_Goal:_ Only lines with the string "reset" matter here; gather them from the material below.

[Material provided start]

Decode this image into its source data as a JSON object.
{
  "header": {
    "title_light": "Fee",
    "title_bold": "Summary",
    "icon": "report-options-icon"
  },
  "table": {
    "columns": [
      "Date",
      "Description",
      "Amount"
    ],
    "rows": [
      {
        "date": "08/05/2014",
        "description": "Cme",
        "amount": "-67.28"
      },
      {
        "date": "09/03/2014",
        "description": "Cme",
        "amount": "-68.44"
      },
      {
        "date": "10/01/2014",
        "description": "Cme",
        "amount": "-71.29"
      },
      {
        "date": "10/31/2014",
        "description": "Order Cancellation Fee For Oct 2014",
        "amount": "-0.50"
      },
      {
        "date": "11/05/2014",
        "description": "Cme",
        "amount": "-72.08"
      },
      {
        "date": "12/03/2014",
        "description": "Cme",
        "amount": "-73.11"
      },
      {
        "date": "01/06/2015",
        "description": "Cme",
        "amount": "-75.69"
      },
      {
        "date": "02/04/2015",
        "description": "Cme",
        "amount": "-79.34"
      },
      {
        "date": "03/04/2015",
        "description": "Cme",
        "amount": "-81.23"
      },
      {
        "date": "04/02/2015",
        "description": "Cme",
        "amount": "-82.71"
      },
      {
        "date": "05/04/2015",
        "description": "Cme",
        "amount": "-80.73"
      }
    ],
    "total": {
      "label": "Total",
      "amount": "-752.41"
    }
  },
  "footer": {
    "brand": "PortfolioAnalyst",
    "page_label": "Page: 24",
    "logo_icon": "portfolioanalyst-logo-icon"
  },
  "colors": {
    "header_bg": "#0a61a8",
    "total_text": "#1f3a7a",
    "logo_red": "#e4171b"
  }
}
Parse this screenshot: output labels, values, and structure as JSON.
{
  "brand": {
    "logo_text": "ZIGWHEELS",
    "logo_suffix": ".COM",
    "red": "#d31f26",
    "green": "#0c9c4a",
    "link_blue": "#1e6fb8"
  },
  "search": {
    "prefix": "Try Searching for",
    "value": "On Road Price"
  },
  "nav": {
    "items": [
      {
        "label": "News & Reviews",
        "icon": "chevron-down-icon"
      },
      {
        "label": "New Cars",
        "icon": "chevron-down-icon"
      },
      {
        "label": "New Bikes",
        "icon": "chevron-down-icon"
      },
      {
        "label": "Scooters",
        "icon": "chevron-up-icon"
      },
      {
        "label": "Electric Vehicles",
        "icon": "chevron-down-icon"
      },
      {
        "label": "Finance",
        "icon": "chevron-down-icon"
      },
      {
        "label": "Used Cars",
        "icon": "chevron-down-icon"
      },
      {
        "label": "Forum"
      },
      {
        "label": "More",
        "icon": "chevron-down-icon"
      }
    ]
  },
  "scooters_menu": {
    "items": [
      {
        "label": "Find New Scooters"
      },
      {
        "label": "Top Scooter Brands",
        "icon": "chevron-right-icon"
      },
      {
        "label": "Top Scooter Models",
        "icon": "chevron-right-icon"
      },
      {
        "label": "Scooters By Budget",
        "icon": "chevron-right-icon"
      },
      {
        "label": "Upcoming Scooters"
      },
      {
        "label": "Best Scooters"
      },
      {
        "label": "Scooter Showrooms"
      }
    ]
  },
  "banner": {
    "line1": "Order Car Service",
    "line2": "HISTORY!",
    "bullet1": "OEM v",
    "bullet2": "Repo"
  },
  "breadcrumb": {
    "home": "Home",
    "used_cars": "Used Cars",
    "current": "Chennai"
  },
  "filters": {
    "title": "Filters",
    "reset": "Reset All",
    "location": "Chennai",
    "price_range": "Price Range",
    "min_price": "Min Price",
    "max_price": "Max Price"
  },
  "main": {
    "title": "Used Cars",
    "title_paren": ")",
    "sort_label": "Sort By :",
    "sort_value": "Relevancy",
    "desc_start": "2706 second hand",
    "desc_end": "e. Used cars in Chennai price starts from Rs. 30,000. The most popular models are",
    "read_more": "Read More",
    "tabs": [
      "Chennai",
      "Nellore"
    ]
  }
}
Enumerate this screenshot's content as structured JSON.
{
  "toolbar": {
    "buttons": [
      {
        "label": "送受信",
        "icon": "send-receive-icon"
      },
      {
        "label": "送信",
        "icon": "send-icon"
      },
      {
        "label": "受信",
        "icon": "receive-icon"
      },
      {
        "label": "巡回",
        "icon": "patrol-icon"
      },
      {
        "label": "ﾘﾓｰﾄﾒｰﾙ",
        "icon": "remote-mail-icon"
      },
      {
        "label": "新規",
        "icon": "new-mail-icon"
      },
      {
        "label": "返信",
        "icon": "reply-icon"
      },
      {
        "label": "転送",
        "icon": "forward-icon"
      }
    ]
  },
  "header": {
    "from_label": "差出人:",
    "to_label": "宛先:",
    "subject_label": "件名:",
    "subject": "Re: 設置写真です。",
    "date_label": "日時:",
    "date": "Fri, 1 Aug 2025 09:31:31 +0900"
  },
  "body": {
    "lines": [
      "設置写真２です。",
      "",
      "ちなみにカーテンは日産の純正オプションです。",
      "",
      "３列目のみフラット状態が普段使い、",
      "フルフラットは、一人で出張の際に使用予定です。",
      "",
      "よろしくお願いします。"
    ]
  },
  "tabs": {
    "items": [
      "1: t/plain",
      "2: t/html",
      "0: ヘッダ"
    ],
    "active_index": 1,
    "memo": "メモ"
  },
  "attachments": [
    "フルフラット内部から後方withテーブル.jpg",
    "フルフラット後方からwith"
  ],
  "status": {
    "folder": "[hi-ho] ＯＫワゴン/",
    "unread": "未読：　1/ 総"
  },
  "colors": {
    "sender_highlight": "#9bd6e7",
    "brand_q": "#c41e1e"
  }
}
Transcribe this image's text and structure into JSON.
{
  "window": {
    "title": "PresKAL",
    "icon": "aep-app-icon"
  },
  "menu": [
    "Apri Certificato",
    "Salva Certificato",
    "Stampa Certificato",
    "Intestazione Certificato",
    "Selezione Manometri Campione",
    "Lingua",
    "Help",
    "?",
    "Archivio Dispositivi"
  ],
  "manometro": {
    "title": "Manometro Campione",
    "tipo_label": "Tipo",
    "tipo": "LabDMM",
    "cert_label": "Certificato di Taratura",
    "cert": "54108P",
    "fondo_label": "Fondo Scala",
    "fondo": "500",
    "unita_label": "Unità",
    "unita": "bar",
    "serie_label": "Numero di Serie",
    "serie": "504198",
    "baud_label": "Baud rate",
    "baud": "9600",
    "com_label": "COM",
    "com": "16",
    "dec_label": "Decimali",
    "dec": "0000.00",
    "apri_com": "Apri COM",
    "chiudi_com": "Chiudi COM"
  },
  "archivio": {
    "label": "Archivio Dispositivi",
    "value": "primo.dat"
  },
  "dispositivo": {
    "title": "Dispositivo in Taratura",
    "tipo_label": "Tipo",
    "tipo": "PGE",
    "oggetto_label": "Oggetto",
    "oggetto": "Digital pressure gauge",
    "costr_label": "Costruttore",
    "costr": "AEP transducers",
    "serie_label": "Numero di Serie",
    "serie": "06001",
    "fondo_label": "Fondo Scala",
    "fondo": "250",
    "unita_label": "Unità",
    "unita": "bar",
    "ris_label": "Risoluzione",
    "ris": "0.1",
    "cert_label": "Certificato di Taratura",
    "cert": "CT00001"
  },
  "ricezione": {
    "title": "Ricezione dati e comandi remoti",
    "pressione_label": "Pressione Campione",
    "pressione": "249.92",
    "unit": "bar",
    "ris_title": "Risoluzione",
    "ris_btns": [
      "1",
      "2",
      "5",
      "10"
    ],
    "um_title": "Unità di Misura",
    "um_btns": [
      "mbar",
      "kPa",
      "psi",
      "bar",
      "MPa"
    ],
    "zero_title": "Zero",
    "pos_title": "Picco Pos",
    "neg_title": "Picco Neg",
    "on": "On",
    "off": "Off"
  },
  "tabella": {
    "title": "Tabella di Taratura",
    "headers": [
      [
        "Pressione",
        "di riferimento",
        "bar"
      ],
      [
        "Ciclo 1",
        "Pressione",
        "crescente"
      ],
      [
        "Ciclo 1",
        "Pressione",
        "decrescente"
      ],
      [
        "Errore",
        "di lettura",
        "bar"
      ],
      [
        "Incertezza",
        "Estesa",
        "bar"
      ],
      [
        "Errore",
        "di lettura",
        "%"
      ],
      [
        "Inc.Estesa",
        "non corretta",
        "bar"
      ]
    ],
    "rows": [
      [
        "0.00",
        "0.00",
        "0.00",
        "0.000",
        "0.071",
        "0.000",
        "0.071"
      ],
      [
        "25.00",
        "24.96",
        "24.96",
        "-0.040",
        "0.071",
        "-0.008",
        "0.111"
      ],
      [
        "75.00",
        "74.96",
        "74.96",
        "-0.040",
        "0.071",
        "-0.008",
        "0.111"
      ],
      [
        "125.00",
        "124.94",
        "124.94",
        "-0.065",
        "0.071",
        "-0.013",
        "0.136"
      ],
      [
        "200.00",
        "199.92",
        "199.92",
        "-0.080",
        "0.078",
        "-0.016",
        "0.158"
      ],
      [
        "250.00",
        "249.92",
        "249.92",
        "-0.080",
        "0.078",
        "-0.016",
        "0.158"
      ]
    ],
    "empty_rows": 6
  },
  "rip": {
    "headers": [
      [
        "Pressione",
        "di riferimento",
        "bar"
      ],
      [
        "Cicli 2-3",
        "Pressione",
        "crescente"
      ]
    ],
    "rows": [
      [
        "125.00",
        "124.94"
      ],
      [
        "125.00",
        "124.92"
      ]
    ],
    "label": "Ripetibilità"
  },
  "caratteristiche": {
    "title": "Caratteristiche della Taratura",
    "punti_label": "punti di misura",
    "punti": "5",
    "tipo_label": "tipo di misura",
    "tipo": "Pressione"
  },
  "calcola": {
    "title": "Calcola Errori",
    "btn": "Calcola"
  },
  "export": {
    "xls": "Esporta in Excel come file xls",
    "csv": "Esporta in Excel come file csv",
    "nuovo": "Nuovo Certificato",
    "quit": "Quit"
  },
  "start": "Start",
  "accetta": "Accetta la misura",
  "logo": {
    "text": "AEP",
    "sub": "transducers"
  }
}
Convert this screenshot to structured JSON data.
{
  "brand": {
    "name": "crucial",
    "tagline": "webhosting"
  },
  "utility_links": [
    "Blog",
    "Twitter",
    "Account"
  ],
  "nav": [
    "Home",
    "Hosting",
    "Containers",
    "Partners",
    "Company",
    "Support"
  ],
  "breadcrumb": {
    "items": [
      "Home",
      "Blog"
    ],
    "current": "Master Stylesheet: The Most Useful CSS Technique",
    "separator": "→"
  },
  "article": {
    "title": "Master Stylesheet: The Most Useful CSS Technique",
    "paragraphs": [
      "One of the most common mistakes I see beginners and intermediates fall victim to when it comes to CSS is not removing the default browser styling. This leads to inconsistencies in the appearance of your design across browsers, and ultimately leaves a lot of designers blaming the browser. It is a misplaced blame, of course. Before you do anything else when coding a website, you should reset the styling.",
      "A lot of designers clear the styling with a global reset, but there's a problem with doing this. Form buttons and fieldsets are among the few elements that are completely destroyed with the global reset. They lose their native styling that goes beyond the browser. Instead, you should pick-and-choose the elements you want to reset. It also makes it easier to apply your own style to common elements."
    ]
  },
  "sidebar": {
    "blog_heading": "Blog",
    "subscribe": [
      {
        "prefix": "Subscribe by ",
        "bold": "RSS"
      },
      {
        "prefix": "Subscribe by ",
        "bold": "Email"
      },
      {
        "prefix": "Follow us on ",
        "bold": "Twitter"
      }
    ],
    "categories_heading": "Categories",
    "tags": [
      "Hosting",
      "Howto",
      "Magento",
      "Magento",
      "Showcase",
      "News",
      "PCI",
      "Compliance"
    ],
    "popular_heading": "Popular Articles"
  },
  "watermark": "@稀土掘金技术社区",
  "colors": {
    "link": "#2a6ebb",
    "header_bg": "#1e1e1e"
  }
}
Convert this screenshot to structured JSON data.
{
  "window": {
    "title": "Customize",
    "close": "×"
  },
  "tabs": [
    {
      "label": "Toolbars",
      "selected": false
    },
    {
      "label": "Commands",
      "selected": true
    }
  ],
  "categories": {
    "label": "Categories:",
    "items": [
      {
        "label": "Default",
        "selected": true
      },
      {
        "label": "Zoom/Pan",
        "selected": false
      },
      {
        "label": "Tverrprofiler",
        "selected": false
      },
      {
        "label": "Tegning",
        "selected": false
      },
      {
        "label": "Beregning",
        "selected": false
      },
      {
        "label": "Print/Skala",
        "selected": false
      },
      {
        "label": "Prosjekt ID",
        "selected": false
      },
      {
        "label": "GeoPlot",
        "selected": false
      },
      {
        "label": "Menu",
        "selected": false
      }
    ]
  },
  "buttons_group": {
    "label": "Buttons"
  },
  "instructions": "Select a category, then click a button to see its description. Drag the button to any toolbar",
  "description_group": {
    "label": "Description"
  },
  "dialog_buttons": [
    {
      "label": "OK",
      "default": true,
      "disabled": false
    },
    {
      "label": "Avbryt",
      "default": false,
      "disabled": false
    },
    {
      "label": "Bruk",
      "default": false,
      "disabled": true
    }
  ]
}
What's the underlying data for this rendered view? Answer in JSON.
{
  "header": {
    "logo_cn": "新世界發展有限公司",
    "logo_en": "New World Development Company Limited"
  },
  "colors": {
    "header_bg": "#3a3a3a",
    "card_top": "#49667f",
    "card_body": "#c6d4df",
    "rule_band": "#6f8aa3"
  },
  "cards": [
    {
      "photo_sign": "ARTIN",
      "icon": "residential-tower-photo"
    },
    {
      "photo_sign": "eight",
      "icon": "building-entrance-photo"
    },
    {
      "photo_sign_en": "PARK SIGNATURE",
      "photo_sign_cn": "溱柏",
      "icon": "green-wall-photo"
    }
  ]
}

[Material provided end]

_Written reply:_
    "reset": "Reset All",
      "One of the most common mistakes I see beginners and intermediates fall victim to when it comes to CSS is not removing the default browser styling. This leads to inconsistencies in the appearance of your design across browsers, and ultimately leaves a lot of designers blaming the browser. It is a misplaced blame, of course. Before you do anything else when coding a website, you should reset the styling.",
      "A lot of designers clear the styling with a global reset, but there's a problem with doing this. Form buttons and fieldsets are among the few elements that are completely destroyed with the global reset. They lose their native styling that goes beyond the browser. Instead, you should pick-and-choose the elements you want to reset. It also makes it easier to apply your own style to common elements."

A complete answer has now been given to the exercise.